### Direction
Output every entry exactly as given.

Collected data entries:
──────────────────────────────

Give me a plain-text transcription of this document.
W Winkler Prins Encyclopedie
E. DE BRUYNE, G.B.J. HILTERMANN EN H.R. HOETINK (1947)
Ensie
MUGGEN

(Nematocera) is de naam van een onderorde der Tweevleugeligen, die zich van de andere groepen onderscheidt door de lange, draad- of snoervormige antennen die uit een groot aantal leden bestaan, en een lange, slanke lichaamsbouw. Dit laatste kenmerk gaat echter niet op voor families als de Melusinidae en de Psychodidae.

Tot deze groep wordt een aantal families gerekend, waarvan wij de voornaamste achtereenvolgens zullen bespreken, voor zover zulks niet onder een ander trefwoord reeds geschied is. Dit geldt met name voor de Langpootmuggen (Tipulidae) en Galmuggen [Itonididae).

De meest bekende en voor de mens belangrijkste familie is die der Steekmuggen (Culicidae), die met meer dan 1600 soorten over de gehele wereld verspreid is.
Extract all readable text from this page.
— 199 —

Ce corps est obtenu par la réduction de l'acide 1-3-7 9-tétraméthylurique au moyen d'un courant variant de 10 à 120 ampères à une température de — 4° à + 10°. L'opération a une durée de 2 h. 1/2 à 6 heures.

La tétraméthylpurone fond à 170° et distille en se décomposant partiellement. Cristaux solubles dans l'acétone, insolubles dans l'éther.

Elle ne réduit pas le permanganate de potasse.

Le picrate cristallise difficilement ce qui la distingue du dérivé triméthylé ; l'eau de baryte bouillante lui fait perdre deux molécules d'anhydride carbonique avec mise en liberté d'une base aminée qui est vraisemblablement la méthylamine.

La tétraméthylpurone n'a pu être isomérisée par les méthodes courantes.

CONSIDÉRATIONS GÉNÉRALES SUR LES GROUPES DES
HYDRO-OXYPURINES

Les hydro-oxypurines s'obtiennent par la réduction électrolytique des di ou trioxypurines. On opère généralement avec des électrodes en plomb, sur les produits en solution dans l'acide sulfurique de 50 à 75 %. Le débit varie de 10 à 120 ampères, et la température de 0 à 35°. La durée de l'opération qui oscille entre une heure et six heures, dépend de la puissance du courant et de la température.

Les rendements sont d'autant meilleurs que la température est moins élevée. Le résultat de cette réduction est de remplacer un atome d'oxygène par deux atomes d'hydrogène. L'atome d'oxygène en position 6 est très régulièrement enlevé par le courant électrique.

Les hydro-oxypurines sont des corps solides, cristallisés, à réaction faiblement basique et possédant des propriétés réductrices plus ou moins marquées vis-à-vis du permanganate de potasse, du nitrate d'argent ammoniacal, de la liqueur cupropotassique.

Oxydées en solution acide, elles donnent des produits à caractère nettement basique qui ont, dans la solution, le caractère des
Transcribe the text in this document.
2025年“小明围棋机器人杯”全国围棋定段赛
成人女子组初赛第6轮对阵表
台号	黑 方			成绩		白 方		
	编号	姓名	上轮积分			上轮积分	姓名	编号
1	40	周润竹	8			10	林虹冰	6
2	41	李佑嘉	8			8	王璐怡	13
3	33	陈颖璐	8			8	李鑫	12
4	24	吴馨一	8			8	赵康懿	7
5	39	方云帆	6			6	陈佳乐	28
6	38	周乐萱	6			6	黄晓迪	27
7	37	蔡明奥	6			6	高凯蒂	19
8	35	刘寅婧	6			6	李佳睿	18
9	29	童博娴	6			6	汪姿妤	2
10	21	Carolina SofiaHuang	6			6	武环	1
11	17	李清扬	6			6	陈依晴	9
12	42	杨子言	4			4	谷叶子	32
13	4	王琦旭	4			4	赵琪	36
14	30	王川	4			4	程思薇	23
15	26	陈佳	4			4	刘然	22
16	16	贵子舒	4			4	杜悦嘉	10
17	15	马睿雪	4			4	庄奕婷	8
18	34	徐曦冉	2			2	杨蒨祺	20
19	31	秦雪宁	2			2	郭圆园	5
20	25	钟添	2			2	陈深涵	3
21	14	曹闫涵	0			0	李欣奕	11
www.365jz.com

──────────────────────────────

### Solution for this problem
Give me a plain-text transcription of this document.
W Winkler Prins Encyclopedie
E. DE BRUYNE, G.B.J. HILTERMANN EN H.R. HOETINK (1947)
Ensie
MUGGEN

(Nematocera) is de naam van een onderorde der Tweevleugeligen, die zich van de andere groepen onderscheidt door de lange, draad- of snoervormige antennen die uit een groot aantal leden bestaan, en een lange, slanke lichaamsbouw. Dit laatste kenmerk gaat echter niet op voor families als de Melusinidae en de Psychodidae.

Tot deze groep wordt een aantal families gerekend, waarvan wij de voornaamste achtereenvolgens zullen bespreken, voor zover zulks niet onder een ander trefwoord reeds geschied is. Dit geldt met name voor de Langpootmuggen (Tipulidae) en Galmuggen [Itonididae).

De meest bekende en voor de mens belangrijkste familie is die der Steekmuggen (Culicidae), die met meer dan 1600 soorten over de gehele wereld verspreid is.
Extract all readable text from this page.
— 199 —

Ce corps est obtenu par la réduction de l'acide 1-3-7 9-tétraméthylurique au moyen d'un courant variant de 10 à 120 ampères à une température de — 4° à + 10°. L'opération a une durée de 2 h. 1/2 à 6 heures.

La tétraméthylpurone fond à 170° et distille en se décomposant partiellement. Cristaux solubles dans l'acétone, insolubles dans l'éther.

Elle ne réduit pas le permanganate de potasse.

Le picrate cristallise difficilement ce qui la distingue du dérivé triméthylé ; l'eau de baryte bouillante lui fait perdre deux molécules d'anhydride carbonique avec mise en liberté d'une base aminée qui est vraisemblablement la méthylamine.

La tétraméthylpurone n'a pu être isomérisée par les méthodes courantes.

CONSIDÉRATIONS GÉNÉRALES SUR LES GROUPES DES
HYDRO-OXYPURINES

Les hydro-oxypurines s'obtiennent par la réduction électrolytique des di ou trioxypurines. On opère généralement avec des électrodes en plomb, sur les produits en solution dans l'acide sulfurique de 50 à 75 %. Le débit varie de 10 à 120 ampères, et la température de 0 à 35°. La durée de l'opération qui oscille entre une heure et six heures, dépend de la puissance du courant et de la température.

Les rendements sont d'autant meilleurs que la température est moins élevée. Le résultat de cette réduction est de remplacer un atome d'oxygène par deux atomes d'hydrogène. L'atome d'oxygène en position 6 est très régulièrement enlevé par le courant électrique.

Les hydro-oxypurines sont des corps solides, cristallisés, à réaction faiblement basique et possédant des propriétés réductrices plus ou moins marquées vis-à-vis du permanganate de potasse, du nitrate d'argent ammoniacal, de la liqueur cupropotassique.

Oxydées en solution acide, elles donnent des produits à caractère nettement basique qui ont, dans la solution, le caractère des
Transcribe the text in this document.
2025年“小明围棋机器人杯”全国围棋定段赛
成人女子组初赛第6轮对阵表
台号	黑 方			成绩		白 方		
	编号	姓名	上轮积分			上轮积分	姓名	编号
1	40	周润竹	8			10	林虹冰	6
2	41	李佑嘉	8			8	王璐怡	13
3	33	陈颖璐	8			8	李鑫	12
4	24	吴馨一	8			8	赵康懿	7
5	39	方云帆	6			6	陈佳乐	28
6	38	周乐萱	6			6	黄晓迪	27
7	37	蔡明奥	6			6	高凯蒂	19
8	35	刘寅婧	6			6	李佳睿	18
9	29	童博娴	6			6	汪姿妤	2
10	21	Carolina SofiaHuang	6			6	武环	1
11	17	李清扬	6			6	陈依晴	9
12	42	杨子言	4			4	谷叶子	32
13	4	王琦旭	4			4	赵琪	36
14	30	王川	4			4	程思薇	23
15	26	陈佳	4			4	刘然	22
16	16	贵子舒	4			4	杜悦嘉	10
17	15	马睿雪	4			4	庄奕婷	8
18	34	徐曦冉	2			2	杨蒨祺	20
19	31	秦雪宁	2			2	郭圆园	5
20	25	钟添	2			2	陈深涵	3
21	14	曹闫涵	0			0	李欣奕	11
www.365jz.com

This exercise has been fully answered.